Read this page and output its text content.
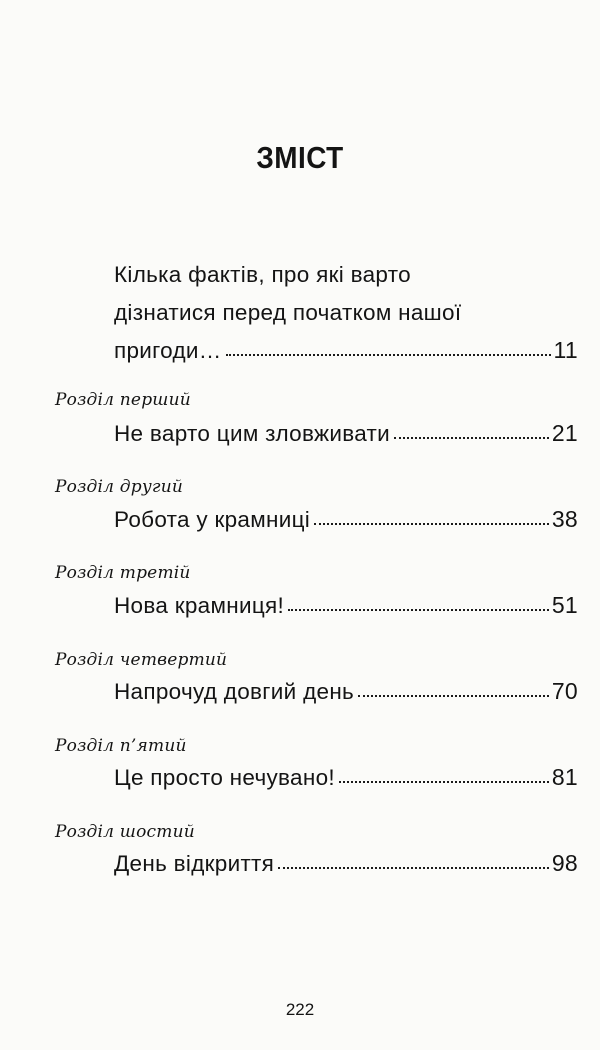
ЗМІСТ
Кілька фактів, про які варто
дізнатися перед початком нашої
пригоди…	11
Розділ перший
Не варто цим зловживати	21
Розділ другий
Робота у крамниці	38
Розділ третій
Нова крамниця!	51
Розділ четвертий
Напрочуд довгий день	70
Розділ п’ятий
Це просто нечувано!	81
Розділ шостий
День відкриття	98
222
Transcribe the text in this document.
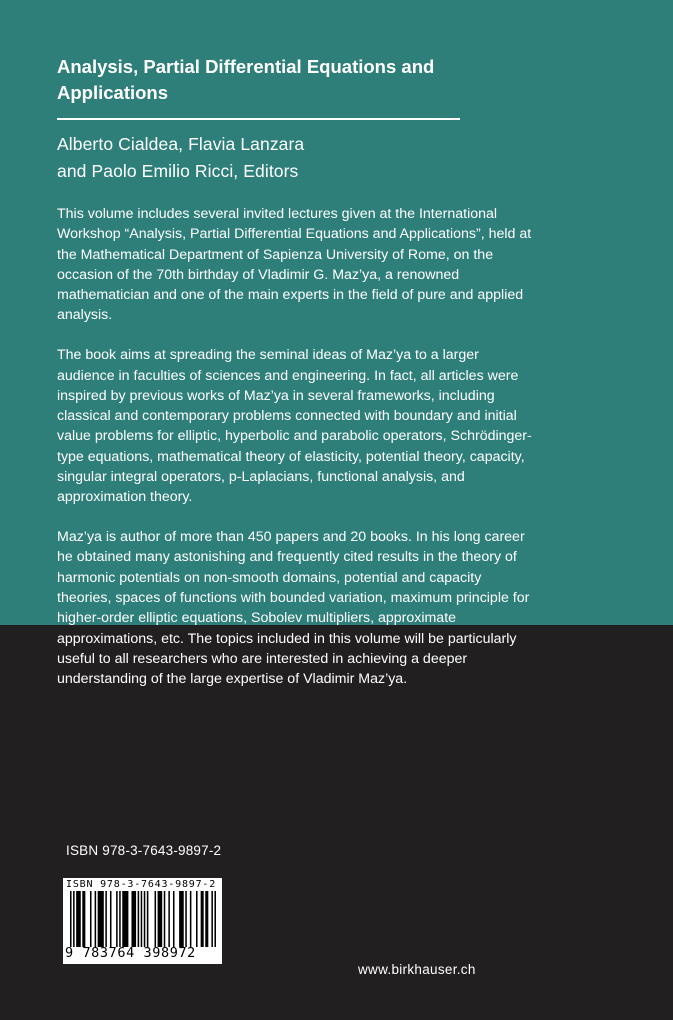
Analysis, Partial Differential Equations and Applications
Alberto Cialdea, Flavia Lanzara
and Paolo Emilio Ricci, Editors

This volume includes several invited lectures given at the International Workshop “Analysis, Partial Differential Equations and Applications”, held at the Mathematical Department of Sapienza University of Rome, on the occasion of the 70th birthday of Vladimir G. Maz’ya, a renowned mathematician and one of the main experts in the field of pure and applied analysis.

The book aims at spreading the seminal ideas of Maz’ya to a larger audience in faculties of sciences and engineering. In fact, all articles were inspired by previous works of Maz’ya in several frameworks, including classical and contemporary problems connected with boundary and initial value problems for elliptic, hyperbolic and parabolic operators, Schrödinger-type equations, mathematical theory of elasticity, potential theory, capacity, singular integral operators, p-Laplacians, functional analysis, and approximation theory.

Maz’ya is author of more than 450 papers and 20 books. In his long career he obtained many astonishing and frequently cited results in the theory of harmonic potentials on non-smooth domains, potential and capacity theories, spaces of functions with bounded variation, maximum principle for higher-order elliptic equations, Sobolev multipliers, approximate approximations, etc. The topics included in this volume will be particularly useful to all researchers who are interested in achieving a deeper understanding of the large expertise of Vladimir Maz’ya.

ISBN 978-3-7643-9897-2
ISBN 978-3-7643-9897-2
9 783764 398972
www.birkhauser.ch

----------

▶ **YOUR OBJECTIVE**:
Without including the pictures, return each record above exactly as it stands.

▶ **FULL SOLUTION**:
Read this page and output its text content.
ЗМІСТ
Кілька фактів, про які варто
дізнатися перед початком нашої
пригоди…	11
Розділ перший
Не варто цим зловживати	21
Розділ другий
Робота у крамниці	38
Розділ третій
Нова крамниця!	51
Розділ четвертий
Напрочуд довгий день	70
Розділ п’ятий
Це просто нечувано!	81
Розділ шостий
День відкриття	98
222
Transcribe the text in this document.
Analysis, Partial Differential Equations and Applications
Alberto Cialdea, Flavia Lanzara
and Paolo Emilio Ricci, Editors

This volume includes several invited lectures given at the International Workshop “Analysis, Partial Differential Equations and Applications”, held at the Mathematical Department of Sapienza University of Rome, on the occasion of the 70th birthday of Vladimir G. Maz’ya, a renowned mathematician and one of the main experts in the field of pure and applied analysis.

The book aims at spreading the seminal ideas of Maz’ya to a larger audience in faculties of sciences and engineering. In fact, all articles were inspired by previous works of Maz’ya in several frameworks, including classical and contemporary problems connected with boundary and initial value problems for elliptic, hyperbolic and parabolic operators, Schrödinger-type equations, mathematical theory of elasticity, potential theory, capacity, singular integral operators, p-Laplacians, functional analysis, and approximation theory.

Maz’ya is author of more than 450 papers and 20 books. In his long career he obtained many astonishing and frequently cited results in the theory of harmonic potentials on non-smooth domains, potential and capacity theories, spaces of functions with bounded variation, maximum principle for higher-order elliptic equations, Sobolev multipliers, approximate approximations, etc. The topics included in this volume will be particularly useful to all researchers who are interested in achieving a deeper understanding of the large expertise of Vladimir Maz’ya.

ISBN 978-3-7643-9897-2
ISBN 978-3-7643-9897-2
9 783764 398972
www.birkhauser.ch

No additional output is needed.